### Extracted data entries
— START —

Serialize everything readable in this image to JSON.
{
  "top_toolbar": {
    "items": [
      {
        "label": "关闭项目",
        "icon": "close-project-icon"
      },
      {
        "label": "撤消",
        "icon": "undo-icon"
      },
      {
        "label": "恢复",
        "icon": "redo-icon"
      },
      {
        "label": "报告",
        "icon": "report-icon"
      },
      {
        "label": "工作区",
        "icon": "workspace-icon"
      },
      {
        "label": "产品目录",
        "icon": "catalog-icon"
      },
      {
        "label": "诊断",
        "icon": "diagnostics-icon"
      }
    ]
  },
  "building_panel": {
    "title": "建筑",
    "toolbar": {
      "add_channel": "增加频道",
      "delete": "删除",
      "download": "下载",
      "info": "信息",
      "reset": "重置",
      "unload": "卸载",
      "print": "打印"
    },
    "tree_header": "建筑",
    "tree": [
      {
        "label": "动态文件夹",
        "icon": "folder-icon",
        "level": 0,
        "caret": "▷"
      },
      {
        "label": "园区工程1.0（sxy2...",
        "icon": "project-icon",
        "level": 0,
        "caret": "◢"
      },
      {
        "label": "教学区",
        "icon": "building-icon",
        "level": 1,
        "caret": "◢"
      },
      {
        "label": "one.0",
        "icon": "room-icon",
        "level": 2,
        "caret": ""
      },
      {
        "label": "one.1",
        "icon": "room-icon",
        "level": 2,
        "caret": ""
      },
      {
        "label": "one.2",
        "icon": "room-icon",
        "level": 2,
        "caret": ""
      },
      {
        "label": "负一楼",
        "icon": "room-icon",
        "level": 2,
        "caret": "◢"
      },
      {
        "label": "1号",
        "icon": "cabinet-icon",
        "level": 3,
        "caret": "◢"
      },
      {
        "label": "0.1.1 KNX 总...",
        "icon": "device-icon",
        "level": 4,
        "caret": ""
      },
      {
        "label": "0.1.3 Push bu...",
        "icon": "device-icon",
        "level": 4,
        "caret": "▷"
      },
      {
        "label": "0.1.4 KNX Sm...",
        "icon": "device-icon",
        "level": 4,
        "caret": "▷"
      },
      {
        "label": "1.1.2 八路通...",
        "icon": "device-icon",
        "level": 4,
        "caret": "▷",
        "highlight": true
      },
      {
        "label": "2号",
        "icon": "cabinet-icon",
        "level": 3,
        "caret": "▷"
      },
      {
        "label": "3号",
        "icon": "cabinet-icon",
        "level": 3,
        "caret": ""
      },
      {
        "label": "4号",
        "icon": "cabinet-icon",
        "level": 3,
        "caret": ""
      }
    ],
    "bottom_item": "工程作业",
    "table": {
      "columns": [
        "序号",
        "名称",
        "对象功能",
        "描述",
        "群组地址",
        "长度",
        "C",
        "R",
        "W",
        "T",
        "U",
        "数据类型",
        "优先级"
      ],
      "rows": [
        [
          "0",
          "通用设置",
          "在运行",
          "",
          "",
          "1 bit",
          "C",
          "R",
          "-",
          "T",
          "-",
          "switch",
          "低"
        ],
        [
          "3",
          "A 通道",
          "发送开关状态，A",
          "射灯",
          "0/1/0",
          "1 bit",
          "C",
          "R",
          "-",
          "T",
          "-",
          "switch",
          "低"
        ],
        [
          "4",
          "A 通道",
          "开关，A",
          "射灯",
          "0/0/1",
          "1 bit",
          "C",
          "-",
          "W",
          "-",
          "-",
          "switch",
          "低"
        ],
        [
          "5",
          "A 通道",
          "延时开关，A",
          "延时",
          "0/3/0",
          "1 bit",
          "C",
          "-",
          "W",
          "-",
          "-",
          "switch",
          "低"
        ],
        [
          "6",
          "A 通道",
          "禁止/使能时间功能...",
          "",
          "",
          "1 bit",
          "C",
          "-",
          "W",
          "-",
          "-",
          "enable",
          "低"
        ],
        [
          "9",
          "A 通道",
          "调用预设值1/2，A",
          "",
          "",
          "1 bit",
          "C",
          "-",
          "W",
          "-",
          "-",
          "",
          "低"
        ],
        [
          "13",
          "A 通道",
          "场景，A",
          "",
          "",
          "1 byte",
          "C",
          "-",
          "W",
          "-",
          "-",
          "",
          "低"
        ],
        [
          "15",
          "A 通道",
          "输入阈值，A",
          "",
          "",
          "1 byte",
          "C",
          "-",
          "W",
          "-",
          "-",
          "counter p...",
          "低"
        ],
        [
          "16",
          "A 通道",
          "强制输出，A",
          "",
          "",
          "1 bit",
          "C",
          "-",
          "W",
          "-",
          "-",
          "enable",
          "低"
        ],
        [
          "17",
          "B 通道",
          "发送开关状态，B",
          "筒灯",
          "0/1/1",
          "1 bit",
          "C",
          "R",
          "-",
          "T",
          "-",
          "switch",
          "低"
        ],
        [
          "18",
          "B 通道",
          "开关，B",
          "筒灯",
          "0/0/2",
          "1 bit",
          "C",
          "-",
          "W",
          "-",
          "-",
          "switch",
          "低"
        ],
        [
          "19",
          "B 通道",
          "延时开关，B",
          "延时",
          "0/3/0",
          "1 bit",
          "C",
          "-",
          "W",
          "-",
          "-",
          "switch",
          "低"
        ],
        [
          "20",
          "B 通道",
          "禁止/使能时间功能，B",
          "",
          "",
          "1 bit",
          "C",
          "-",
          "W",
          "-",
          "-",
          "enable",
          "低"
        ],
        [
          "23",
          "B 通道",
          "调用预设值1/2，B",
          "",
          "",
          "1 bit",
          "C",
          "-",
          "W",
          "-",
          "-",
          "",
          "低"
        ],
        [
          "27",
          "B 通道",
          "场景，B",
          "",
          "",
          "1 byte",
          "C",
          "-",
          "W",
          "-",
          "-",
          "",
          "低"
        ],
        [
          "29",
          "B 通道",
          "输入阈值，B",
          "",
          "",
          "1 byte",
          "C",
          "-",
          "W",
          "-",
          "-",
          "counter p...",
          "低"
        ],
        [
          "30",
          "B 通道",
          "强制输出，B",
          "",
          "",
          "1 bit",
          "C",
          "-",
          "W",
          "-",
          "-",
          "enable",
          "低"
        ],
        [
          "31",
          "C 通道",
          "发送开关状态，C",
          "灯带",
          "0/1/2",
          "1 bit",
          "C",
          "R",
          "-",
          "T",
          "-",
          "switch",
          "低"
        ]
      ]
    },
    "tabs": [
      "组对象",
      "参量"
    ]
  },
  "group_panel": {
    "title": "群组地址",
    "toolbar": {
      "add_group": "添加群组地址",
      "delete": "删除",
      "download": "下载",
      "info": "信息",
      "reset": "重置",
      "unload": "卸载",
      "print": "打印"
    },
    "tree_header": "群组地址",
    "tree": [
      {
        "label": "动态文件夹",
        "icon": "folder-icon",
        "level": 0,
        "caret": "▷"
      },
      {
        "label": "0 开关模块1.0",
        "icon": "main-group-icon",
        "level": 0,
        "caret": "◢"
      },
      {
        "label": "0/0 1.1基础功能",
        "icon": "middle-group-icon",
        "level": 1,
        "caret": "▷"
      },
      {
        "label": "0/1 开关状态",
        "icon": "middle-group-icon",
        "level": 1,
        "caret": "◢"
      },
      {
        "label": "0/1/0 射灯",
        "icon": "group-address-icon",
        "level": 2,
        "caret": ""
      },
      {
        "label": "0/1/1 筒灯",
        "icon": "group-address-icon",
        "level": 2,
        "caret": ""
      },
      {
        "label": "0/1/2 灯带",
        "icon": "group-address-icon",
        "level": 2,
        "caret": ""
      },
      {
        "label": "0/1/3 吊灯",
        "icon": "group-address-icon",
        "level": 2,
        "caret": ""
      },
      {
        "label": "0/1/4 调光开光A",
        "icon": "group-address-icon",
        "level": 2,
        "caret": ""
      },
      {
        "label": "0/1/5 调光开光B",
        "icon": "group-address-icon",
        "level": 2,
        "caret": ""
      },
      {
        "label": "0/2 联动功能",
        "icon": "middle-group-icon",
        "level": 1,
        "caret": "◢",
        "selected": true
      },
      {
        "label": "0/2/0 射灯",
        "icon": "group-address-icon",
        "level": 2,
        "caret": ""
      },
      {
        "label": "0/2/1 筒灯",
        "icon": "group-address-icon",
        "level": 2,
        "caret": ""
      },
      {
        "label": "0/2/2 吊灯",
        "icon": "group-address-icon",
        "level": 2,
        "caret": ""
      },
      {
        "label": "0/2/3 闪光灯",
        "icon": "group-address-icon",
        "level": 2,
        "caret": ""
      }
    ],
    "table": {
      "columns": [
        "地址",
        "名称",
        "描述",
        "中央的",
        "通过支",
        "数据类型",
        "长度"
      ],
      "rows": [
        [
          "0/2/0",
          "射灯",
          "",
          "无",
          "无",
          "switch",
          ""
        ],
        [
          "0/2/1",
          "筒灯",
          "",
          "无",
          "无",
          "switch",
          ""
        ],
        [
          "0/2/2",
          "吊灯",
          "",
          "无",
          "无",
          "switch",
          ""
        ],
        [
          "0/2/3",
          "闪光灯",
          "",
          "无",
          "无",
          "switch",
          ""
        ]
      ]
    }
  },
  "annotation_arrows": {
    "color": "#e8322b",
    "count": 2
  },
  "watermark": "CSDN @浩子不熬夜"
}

— END —

Report the number of lines that include the string "project"; return nothing but the count.

2